## Records shown
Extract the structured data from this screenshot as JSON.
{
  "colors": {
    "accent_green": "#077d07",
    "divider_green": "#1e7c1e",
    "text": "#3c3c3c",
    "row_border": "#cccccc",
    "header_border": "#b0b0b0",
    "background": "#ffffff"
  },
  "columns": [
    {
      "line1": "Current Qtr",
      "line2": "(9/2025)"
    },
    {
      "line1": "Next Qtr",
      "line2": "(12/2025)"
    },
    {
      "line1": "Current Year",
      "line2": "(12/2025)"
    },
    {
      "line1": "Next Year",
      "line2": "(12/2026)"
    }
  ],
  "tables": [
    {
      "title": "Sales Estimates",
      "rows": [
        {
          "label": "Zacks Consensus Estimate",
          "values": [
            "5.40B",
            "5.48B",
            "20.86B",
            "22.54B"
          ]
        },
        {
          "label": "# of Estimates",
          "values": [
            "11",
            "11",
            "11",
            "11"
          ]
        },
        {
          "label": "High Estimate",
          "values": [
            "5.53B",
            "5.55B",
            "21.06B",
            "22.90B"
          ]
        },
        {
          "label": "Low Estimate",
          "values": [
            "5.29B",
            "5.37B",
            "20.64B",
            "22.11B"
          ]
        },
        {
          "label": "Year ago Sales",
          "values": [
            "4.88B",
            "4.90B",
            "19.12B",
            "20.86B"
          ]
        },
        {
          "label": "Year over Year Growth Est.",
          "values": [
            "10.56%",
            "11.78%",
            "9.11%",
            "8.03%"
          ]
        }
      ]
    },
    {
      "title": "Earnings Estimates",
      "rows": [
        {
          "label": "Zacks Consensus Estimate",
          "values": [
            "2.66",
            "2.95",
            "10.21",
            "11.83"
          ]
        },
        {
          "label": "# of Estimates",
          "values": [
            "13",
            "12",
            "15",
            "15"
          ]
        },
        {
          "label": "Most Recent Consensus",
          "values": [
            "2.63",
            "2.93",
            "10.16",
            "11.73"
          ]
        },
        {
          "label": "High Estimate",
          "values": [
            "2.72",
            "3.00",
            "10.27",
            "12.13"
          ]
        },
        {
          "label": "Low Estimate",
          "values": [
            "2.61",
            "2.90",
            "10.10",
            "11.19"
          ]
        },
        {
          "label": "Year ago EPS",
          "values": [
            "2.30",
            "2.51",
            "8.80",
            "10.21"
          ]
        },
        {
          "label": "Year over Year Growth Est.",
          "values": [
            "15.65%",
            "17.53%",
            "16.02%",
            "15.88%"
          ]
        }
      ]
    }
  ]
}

## Problem description
Return the material exactly as it stands.

## Full response
Extract the structured data from this screenshot as JSON.
{
  "colors": {
    "accent_green": "#077d07",
    "divider_green": "#1e7c1e",
    "text": "#3c3c3c",
    "row_border": "#cccccc",
    "header_border": "#b0b0b0",
    "background": "#ffffff"
  },
  "columns": [
    {
      "line1": "Current Qtr",
      "line2": "(9/2025)"
    },
    {
      "line1": "Next Qtr",
      "line2": "(12/2025)"
    },
    {
      "line1": "Current Year",
      "line2": "(12/2025)"
    },
    {
      "line1": "Next Year",
      "line2": "(12/2026)"
    }
  ],
  "tables": [
    {
      "title": "Sales Estimates",
      "rows": [
        {
          "label": "Zacks Consensus Estimate",
          "values": [
            "5.40B",
            "5.48B",
            "20.86B",
            "22.54B"
          ]
        },
        {
          "label": "# of Estimates",
          "values": [
            "11",
            "11",
            "11",
            "11"
          ]
        },
        {
          "label": "High Estimate",
          "values": [
            "5.53B",
            "5.55B",
            "21.06B",
            "22.90B"
          ]
        },
        {
          "label": "Low Estimate",
          "values": [
            "5.29B",
            "5.37B",
            "20.64B",
            "22.11B"
          ]
        },
        {
          "label": "Year ago Sales",
          "values": [
            "4.88B",
            "4.90B",
            "19.12B",
            "20.86B"
          ]
        },
        {
          "label": "Year over Year Growth Est.",
          "values": [
            "10.56%",
            "11.78%",
            "9.11%",
            "8.03%"
          ]
        }
      ]
    },
    {
      "title": "Earnings Estimates",
      "rows": [
        {
          "label": "Zacks Consensus Estimate",
          "values": [
            "2.66",
            "2.95",
            "10.21",
            "11.83"
          ]
        },
        {
          "label": "# of Estimates",
          "values": [
            "13",
            "12",
            "15",
            "15"
          ]
        },
        {
          "label": "Most Recent Consensus",
          "values": [
            "2.63",
            "2.93",
            "10.16",
            "11.73"
          ]
        },
        {
          "label": "High Estimate",
          "values": [
            "2.72",
            "3.00",
            "10.27",
            "12.13"
          ]
        },
        {
          "label": "Low Estimate",
          "values": [
            "2.61",
            "2.90",
            "10.10",
            "11.19"
          ]
        },
        {
          "label": "Year ago EPS",
          "values": [
            "2.30",
            "2.51",
            "8.80",
            "10.21"
          ]
        },
        {
          "label": "Year over Year Growth Est.",
          "values": [
            "15.65%",
            "17.53%",
            "16.02%",
            "15.88%"
          ]
        }
      ]
    }
  ]
}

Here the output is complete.